:: Data ::
'''

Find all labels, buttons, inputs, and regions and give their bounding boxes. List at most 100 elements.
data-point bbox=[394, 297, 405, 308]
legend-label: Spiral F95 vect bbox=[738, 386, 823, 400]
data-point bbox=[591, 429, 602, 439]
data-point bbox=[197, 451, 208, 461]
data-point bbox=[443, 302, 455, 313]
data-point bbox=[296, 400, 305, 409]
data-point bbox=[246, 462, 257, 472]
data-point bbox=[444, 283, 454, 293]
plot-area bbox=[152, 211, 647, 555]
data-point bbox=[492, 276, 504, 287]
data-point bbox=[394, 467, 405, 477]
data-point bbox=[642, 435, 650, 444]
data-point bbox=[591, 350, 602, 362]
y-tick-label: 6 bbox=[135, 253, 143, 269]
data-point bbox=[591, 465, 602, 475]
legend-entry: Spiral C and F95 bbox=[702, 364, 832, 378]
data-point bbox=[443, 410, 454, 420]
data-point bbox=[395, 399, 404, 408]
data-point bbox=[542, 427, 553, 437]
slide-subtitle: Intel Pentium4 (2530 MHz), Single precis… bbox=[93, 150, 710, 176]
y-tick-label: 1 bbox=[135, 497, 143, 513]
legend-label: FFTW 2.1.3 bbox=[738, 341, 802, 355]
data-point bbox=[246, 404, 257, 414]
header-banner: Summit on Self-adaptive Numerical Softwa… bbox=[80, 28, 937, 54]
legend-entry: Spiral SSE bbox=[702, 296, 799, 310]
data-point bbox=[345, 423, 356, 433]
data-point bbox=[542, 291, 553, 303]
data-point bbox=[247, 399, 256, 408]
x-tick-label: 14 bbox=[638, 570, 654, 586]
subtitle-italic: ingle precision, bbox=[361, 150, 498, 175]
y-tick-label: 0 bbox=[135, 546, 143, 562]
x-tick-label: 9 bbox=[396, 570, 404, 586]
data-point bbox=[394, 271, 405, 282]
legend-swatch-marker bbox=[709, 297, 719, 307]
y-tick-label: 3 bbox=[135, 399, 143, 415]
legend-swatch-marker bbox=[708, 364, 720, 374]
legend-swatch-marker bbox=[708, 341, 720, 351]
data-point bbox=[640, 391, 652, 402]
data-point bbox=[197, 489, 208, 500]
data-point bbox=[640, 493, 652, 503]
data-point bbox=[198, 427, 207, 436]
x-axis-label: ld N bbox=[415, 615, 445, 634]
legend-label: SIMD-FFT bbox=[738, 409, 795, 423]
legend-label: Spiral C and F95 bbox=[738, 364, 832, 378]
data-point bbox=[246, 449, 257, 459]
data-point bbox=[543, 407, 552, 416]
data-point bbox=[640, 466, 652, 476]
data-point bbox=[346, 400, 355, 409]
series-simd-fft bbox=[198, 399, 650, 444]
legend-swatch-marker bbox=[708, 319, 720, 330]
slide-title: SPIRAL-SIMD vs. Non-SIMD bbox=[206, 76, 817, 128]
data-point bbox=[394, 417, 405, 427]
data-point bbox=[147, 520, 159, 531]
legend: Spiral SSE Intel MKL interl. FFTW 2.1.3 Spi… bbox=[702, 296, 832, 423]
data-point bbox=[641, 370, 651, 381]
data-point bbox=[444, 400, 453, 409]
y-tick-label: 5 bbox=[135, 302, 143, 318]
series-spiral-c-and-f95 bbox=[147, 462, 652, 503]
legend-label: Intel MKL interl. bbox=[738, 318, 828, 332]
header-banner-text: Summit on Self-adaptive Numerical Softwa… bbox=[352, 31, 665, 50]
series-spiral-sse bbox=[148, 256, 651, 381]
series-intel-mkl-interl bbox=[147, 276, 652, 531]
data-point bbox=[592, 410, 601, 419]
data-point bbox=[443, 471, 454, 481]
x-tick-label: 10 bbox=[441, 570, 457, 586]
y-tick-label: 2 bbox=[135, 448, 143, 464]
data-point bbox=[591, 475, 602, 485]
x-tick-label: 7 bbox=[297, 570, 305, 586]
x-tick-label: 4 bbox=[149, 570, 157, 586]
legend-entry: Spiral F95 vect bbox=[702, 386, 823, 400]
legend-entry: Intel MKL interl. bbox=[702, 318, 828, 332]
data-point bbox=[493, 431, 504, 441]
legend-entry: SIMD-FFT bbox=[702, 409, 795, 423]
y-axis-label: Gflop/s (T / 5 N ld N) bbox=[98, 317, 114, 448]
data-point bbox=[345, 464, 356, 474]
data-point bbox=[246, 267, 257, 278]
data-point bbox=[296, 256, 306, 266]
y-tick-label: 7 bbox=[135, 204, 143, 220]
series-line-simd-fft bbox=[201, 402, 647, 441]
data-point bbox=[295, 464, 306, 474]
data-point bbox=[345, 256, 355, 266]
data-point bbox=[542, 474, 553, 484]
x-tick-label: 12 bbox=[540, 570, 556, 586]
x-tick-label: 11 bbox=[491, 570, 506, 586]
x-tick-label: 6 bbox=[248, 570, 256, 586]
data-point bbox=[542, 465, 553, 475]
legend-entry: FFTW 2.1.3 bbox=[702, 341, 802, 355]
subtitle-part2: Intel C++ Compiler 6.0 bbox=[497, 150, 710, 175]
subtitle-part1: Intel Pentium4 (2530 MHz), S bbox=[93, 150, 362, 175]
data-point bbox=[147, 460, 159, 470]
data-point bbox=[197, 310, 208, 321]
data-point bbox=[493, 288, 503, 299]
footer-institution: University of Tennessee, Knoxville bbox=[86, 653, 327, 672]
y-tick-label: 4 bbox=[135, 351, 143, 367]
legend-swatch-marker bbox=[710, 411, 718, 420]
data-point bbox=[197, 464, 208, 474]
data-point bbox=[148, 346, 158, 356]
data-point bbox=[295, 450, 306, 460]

'''

Repeat the items word for word, from the very first line up to and including the line that contains "data-point bbox=[591, 429, 602, 439]".

:: The answer ::
Find all labels, buttons, inputs, and regions and give their bounding boxes. List at most 100 elements.
data-point bbox=[394, 297, 405, 308]
legend-label: Spiral F95 vect bbox=[738, 386, 823, 400]
data-point bbox=[591, 429, 602, 439]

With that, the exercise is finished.